SET PROBLEM ▸
Which lines below hold the word "слоге"? Copy all of them.

(Collected data)
● ● ● ● ● ● ●
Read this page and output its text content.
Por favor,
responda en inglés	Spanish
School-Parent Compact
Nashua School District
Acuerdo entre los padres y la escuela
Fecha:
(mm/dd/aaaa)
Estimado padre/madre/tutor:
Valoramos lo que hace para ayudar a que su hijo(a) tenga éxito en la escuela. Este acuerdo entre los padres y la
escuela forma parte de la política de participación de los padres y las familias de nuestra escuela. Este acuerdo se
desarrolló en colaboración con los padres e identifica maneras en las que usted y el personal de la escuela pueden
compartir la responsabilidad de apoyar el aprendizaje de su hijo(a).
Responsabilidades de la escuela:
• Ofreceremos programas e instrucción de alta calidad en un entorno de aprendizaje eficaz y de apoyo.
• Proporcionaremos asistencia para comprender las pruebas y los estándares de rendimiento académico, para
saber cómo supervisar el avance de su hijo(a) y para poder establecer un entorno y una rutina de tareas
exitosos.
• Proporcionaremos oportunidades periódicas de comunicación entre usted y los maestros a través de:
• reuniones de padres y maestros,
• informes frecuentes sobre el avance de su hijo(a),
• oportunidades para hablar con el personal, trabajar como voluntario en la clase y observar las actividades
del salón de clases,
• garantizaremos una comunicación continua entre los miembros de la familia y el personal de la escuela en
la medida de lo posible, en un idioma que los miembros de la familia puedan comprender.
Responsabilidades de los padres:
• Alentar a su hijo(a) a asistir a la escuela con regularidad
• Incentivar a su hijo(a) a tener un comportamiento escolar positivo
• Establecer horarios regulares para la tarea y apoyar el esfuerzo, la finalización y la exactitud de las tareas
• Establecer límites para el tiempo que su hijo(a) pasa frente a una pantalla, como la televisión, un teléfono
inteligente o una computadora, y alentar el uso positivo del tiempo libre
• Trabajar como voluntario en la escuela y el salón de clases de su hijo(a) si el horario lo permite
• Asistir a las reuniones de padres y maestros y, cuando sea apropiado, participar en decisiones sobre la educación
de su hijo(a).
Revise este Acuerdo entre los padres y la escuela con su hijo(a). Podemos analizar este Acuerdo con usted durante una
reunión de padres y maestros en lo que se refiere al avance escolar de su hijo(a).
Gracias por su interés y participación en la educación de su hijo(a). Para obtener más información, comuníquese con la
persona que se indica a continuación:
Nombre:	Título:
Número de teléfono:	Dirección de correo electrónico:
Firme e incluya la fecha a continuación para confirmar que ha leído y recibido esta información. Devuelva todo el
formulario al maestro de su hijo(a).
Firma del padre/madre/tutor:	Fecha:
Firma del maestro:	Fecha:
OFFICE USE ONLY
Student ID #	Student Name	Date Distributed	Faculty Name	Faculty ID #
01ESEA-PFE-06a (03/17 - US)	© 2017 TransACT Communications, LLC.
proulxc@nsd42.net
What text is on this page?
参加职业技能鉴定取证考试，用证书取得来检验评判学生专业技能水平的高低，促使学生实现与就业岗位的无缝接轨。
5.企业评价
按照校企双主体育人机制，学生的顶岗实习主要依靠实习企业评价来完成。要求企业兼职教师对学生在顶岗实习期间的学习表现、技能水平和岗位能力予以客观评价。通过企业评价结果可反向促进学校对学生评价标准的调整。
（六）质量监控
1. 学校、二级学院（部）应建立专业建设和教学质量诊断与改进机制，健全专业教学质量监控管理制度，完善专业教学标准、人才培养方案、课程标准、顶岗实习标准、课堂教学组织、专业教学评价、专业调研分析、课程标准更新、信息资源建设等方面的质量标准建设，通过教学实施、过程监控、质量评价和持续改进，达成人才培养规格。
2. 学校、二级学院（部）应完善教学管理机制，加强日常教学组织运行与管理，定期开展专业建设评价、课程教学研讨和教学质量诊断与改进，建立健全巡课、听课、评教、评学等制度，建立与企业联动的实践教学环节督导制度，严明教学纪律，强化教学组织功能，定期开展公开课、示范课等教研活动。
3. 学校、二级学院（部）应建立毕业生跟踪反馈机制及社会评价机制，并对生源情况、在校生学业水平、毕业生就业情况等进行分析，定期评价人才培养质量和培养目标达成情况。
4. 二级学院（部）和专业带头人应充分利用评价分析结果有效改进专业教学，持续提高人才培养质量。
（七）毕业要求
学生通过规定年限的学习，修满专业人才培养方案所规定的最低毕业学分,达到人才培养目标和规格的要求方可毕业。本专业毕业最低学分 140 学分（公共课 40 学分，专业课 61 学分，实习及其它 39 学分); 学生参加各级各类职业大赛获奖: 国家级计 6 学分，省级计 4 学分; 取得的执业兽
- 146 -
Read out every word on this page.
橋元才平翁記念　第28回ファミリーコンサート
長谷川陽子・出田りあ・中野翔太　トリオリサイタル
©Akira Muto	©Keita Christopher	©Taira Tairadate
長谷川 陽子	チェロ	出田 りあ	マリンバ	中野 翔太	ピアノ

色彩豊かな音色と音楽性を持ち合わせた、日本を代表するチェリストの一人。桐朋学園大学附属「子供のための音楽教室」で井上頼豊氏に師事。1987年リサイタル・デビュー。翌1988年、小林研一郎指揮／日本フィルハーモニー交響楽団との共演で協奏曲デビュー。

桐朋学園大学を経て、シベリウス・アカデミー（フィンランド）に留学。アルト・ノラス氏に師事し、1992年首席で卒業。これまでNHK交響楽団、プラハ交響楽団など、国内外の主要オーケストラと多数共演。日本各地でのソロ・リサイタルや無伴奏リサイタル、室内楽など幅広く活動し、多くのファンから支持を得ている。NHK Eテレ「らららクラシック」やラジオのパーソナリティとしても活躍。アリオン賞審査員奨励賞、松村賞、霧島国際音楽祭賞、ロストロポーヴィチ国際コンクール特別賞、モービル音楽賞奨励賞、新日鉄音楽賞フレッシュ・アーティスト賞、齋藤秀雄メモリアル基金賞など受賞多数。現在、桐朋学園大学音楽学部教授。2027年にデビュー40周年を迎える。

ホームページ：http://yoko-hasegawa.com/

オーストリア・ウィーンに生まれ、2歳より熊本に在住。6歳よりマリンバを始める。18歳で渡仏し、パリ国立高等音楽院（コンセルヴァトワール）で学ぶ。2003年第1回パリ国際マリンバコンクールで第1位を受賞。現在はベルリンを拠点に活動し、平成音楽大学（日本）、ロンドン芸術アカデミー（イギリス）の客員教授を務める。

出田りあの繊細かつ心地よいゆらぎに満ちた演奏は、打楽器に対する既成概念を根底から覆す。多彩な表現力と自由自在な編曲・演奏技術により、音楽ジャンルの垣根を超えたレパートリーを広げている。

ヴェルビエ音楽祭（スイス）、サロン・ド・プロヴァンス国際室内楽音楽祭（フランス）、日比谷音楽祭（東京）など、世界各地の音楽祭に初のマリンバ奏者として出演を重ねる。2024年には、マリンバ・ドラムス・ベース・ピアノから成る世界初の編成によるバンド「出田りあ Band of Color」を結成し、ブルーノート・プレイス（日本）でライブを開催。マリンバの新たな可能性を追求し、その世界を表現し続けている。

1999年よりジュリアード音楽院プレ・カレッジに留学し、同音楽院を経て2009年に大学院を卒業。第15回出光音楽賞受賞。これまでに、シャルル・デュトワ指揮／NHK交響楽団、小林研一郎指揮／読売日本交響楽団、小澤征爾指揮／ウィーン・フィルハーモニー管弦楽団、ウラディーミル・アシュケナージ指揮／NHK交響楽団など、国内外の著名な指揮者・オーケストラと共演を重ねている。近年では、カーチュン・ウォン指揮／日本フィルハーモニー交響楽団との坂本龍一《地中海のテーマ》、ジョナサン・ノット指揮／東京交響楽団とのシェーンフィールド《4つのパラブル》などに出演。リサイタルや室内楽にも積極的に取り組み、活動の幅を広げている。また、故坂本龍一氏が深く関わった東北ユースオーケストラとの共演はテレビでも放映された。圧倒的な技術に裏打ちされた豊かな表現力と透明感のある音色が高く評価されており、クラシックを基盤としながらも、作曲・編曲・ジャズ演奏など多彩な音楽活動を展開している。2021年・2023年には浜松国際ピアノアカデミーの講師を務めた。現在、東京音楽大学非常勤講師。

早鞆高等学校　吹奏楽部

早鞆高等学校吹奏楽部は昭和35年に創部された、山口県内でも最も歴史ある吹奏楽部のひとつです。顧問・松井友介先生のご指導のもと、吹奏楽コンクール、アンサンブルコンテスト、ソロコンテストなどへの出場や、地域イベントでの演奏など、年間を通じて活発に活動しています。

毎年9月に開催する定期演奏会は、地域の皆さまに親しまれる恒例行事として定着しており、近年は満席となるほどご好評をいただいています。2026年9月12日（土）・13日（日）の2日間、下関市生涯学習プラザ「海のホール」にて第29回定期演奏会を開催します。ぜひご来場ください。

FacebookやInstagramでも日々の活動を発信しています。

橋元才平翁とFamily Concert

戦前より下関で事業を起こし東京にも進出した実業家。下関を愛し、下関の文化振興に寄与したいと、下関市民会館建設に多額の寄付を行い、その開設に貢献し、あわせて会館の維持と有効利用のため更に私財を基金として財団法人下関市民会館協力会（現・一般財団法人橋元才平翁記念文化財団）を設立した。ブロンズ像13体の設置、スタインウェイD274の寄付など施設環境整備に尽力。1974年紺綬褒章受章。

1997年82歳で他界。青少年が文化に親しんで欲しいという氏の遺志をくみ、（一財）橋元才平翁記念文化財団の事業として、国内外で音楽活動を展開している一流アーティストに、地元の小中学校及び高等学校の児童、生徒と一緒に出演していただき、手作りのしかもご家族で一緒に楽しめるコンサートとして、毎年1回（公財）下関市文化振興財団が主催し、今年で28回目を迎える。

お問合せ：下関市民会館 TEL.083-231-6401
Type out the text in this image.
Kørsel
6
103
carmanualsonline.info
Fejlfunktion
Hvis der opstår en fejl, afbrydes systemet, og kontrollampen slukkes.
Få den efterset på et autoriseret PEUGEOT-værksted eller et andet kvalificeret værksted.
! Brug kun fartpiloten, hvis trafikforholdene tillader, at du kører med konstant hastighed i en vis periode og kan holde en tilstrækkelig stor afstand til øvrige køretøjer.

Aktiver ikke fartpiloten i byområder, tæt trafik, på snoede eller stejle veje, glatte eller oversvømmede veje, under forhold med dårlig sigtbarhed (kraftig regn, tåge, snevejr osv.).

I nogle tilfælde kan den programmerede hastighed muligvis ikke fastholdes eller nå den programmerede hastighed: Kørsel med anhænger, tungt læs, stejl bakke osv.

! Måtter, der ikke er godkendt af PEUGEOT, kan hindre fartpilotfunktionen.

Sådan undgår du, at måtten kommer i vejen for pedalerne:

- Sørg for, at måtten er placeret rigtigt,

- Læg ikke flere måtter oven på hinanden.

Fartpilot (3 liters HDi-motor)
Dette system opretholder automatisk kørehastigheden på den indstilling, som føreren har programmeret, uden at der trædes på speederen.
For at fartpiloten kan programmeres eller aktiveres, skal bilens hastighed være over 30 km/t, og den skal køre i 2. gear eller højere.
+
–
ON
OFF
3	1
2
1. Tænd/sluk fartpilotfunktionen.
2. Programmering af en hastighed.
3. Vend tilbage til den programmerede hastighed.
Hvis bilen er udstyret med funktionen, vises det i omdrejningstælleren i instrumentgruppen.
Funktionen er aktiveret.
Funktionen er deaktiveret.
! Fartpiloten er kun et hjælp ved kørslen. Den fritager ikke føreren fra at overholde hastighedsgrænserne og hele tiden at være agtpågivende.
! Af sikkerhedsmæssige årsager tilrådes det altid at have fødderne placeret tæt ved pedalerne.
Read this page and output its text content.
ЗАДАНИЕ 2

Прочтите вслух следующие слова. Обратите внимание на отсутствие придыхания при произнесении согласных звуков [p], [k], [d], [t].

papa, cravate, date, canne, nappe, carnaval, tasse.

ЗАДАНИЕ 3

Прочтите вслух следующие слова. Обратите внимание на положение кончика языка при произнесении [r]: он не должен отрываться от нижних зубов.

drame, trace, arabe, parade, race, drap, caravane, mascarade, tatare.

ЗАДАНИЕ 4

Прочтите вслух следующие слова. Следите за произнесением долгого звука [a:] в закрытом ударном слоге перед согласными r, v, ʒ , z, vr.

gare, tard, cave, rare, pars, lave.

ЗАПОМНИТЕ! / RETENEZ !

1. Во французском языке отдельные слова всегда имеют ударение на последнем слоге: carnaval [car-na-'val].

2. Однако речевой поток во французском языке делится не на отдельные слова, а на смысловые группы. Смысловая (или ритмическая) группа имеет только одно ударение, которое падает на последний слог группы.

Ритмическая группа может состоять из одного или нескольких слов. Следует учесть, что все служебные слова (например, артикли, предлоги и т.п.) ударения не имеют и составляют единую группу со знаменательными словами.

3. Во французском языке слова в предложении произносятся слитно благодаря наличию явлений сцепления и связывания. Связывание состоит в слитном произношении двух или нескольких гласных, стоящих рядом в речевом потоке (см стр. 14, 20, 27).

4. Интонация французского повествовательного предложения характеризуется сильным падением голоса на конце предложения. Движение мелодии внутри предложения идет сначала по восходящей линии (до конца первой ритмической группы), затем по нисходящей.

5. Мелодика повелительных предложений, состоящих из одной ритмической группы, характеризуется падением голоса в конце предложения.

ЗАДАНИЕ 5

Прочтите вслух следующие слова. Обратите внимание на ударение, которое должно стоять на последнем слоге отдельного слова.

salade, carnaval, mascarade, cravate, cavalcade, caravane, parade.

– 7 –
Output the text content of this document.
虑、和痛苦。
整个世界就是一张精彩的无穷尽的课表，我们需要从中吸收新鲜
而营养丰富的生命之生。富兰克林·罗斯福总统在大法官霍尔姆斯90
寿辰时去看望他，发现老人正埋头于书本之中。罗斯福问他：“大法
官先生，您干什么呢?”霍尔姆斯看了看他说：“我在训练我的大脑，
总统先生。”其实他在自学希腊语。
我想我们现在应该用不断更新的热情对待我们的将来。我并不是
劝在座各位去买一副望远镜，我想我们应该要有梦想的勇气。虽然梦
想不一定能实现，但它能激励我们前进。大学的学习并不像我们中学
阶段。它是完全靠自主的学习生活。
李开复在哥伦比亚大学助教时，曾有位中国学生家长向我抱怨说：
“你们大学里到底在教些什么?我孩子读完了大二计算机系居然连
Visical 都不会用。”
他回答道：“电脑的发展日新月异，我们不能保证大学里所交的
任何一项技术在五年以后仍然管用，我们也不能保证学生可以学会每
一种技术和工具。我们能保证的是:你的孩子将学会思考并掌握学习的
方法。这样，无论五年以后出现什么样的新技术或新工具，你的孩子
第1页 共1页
● ● ● ● ● ● ●
IN RESPONSE ▸
Прочтите вслух следующие слова. Следите за произнесением долгого звука [a:] в закрытом ударном слоге перед согласными r, v, ʒ , z, vr.
1. Во французском языке отдельные слова всегда имеют ударение на последнем слоге: carnaval [car-na-'val].
Прочтите вслух следующие слова. Обратите внимание на ударение, которое должно стоять на последнем слоге отдельного слова.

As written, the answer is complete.